Provided material:
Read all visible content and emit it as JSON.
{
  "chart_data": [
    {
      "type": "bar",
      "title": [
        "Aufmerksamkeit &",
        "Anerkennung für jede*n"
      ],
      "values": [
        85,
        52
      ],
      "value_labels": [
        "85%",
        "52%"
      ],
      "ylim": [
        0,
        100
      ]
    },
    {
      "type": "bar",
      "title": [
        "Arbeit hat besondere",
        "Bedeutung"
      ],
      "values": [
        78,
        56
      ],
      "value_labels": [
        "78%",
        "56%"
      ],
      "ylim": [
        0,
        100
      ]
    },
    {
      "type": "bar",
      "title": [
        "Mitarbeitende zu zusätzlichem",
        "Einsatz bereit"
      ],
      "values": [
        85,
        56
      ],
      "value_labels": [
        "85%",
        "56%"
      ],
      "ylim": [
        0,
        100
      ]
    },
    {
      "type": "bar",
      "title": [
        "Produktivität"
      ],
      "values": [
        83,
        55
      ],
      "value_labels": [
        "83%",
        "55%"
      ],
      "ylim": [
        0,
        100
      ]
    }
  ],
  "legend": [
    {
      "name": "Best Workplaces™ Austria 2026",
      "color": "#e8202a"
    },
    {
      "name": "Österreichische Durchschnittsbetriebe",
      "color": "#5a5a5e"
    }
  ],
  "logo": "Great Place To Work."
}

==

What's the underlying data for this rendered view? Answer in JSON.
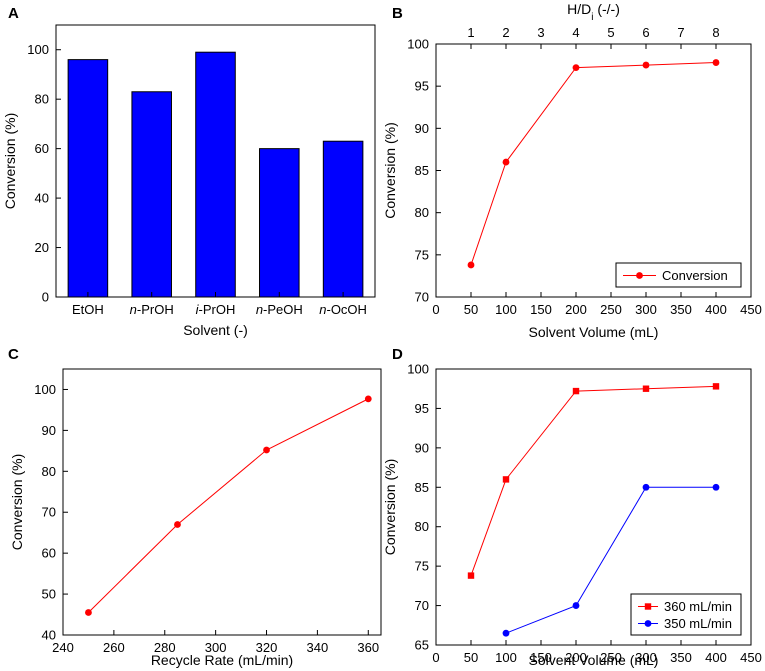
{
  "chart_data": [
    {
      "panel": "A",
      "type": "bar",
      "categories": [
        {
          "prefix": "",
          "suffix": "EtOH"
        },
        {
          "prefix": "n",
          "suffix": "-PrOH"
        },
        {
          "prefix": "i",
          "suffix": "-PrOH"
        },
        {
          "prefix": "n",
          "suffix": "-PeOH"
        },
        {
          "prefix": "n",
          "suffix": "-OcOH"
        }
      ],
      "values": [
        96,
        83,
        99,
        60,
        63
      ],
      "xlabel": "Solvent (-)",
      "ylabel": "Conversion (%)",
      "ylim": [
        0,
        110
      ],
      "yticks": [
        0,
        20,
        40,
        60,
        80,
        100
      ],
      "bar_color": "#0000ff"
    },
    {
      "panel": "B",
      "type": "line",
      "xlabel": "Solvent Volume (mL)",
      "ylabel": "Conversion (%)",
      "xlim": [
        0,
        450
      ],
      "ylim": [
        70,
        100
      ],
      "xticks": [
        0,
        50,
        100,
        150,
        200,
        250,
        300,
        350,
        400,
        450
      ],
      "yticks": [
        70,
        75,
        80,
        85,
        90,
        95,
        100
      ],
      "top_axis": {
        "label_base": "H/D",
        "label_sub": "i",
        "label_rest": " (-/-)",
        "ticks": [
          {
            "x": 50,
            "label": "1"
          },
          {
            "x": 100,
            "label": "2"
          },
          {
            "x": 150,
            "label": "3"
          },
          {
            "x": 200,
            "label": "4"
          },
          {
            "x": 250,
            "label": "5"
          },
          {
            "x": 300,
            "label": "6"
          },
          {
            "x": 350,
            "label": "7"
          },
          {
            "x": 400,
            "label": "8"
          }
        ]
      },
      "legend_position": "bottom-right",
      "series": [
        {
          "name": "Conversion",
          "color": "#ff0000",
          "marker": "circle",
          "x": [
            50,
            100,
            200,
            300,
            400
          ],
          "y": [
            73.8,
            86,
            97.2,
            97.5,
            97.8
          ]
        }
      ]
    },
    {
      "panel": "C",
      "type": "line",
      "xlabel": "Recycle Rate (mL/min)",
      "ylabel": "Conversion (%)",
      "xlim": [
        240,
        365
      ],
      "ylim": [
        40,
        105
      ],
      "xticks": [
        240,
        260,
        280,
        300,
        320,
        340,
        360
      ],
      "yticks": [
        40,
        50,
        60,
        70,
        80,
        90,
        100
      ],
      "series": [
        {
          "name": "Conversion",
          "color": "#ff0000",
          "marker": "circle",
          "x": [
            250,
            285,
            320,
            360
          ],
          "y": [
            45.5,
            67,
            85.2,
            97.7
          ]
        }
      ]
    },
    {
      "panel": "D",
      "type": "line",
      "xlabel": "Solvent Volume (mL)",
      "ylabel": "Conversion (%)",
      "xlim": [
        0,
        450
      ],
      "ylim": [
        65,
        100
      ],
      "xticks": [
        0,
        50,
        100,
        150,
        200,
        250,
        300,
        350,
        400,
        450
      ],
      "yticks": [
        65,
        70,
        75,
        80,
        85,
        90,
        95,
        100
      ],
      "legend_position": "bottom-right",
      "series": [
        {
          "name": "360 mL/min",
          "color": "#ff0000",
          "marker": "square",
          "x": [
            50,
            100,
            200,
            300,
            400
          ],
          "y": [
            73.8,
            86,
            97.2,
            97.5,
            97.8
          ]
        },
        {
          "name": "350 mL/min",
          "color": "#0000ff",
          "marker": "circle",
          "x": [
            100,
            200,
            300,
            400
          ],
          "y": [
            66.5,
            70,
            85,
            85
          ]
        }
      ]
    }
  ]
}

---

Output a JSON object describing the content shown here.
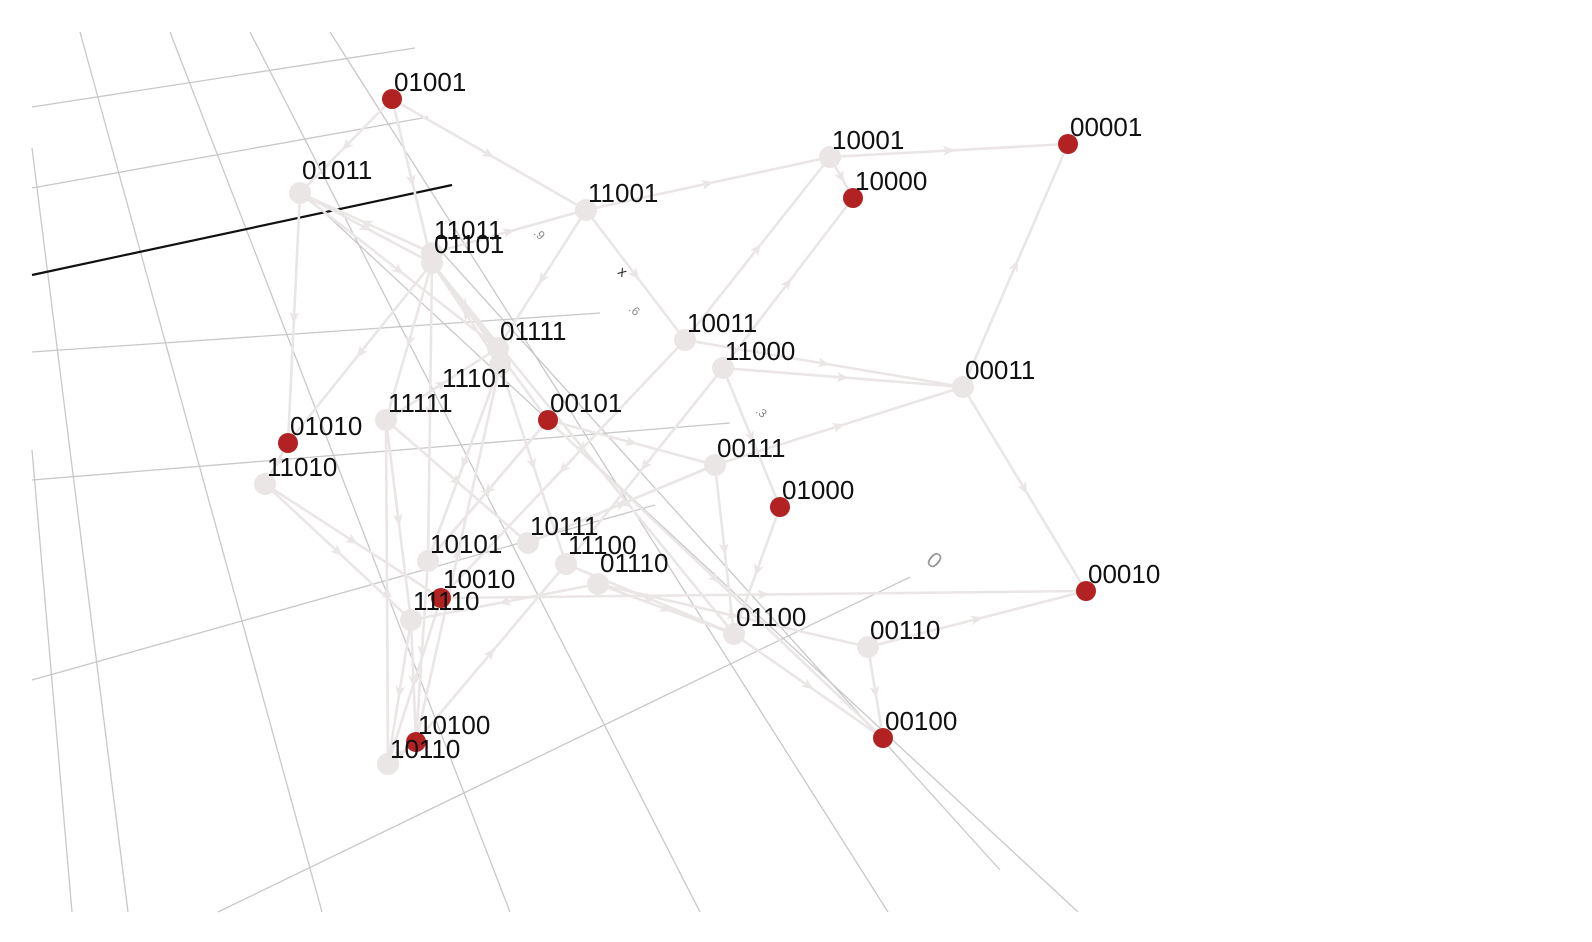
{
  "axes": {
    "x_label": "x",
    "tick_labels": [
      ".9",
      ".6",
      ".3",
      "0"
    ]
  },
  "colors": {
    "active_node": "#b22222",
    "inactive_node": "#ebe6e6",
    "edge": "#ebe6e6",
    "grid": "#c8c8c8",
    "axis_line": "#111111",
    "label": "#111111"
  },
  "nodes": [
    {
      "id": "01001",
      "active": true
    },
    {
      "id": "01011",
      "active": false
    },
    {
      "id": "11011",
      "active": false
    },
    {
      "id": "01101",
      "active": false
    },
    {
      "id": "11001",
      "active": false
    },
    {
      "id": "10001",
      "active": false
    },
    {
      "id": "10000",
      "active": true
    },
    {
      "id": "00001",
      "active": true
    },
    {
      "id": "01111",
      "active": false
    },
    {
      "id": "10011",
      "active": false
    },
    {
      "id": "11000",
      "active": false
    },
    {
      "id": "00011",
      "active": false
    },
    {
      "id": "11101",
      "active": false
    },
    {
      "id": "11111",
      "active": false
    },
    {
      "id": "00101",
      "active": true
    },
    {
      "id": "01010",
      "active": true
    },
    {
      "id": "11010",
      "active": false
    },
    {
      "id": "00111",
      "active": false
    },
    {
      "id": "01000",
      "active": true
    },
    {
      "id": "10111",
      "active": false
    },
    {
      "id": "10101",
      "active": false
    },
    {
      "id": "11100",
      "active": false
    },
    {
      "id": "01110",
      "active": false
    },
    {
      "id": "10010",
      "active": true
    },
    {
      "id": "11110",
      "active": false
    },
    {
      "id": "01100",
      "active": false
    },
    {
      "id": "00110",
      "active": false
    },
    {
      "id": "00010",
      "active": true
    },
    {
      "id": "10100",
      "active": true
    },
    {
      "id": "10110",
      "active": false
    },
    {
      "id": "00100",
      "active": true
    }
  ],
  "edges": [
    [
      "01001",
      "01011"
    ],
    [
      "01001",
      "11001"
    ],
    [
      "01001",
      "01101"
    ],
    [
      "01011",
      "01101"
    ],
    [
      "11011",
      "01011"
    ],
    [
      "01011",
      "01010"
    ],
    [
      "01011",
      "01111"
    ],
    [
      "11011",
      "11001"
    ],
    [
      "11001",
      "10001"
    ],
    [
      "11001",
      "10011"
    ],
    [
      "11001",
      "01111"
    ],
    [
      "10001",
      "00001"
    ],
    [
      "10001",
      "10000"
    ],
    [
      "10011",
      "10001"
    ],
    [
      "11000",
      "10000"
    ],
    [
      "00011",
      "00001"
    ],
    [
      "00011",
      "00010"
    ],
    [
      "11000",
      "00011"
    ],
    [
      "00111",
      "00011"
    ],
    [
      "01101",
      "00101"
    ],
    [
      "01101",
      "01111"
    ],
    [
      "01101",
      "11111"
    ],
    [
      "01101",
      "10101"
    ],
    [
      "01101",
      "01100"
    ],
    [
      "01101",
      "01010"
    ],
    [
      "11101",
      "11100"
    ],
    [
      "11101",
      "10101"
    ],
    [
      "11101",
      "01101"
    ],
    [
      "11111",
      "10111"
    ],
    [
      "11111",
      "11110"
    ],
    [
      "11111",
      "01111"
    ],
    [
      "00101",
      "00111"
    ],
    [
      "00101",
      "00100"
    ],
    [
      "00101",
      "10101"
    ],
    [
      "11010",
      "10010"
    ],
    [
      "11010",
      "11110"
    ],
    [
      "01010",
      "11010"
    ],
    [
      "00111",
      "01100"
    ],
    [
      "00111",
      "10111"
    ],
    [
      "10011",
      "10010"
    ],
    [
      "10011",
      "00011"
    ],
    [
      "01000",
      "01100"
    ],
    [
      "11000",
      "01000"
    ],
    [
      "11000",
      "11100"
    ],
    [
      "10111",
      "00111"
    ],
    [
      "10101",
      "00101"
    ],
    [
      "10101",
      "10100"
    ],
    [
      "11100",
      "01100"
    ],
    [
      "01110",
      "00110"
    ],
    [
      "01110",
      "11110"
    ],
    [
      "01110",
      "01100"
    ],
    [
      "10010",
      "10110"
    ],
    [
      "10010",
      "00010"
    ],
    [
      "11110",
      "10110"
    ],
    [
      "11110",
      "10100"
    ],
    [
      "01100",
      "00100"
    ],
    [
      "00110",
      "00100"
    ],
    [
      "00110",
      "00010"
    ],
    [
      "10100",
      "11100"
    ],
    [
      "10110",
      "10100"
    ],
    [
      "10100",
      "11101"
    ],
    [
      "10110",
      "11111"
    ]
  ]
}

Prompt: Locate each line with the word "name" and copy it.

Finished answer:
      "name": "Best Workplaces™ Austria 2026",
      "name": "Österreichische Durchschnittsbetriebe",
          "name": "Conversion",
          "name": "Conversion",
          "name": "360 mL/min",
          "name": "350 mL/min",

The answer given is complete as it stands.